TASK — Read the lines below. Copy out any that hold the string "illuminates".

--- ENTRIES PROVIDED ---

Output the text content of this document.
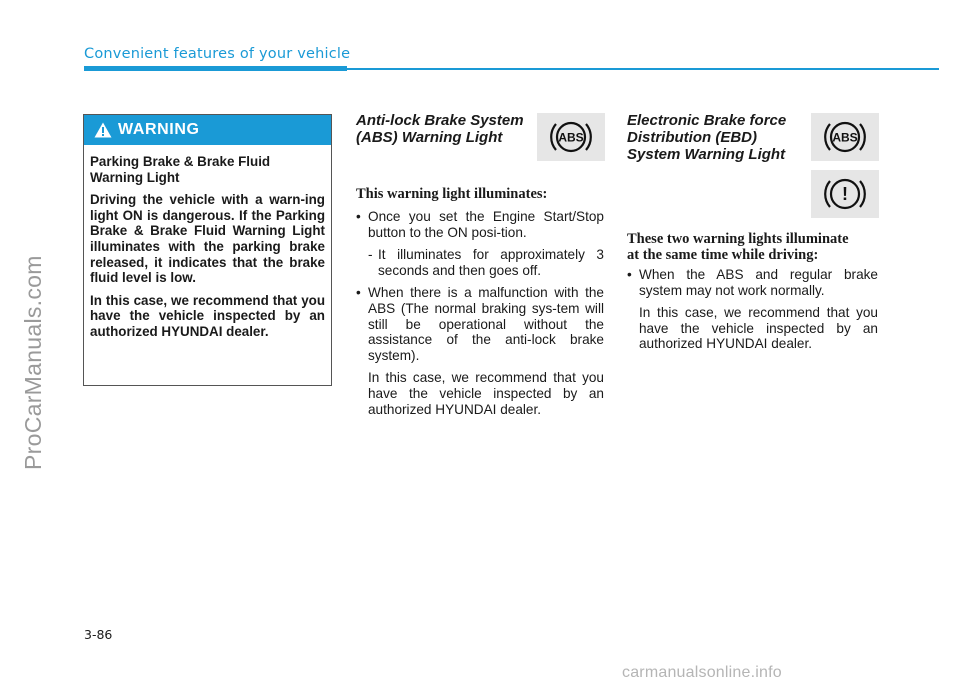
ProCarManuals.com
Convenient features of your vehicle
WARNING

Parking Brake & Brake Fluid Warning Light

Driving the vehicle with a warn-ing light ON is dangerous. If the Parking Brake & Brake Fluid Warning Light illuminates with the parking brake released, it indicates that the brake fluid level is low.

In this case, we recommend that you have the vehicle inspected by an authorized HYUNDAI dealer.

Anti-lock Brake System
(ABS) Warning Light	ABS
This warning light illuminates:
• Once you set the Engine Start/Stop button to the ON posi-tion.
- It illuminates for approximately 3 seconds and then goes off.
• When there is a malfunction with the ABS (The normal braking sys-tem will still be operational without the assistance of the anti-lock brake system).
In this case, we recommend that you have the vehicle inspected by an authorized HYUNDAI dealer.
Electronic Brake force
Distribution (EBD)
System Warning Light
ABS
!
These two warning lights illuminate
at the same time while driving:
• When the ABS and regular brake system may not work normally.
In this case, we recommend that you have the vehicle inspected by an authorized HYUNDAI dealer.
3-86
carmanualsonline.info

---

OUTPUT OF THE TASK —
Driving the vehicle with a warn-ing light ON is dangerous. If the Parking Brake & Brake Fluid Warning Light illuminates with the parking brake released, it indicates that the brake fluid level is low.
This warning light illuminates:
- It illuminates for approximately 3 seconds and then goes off.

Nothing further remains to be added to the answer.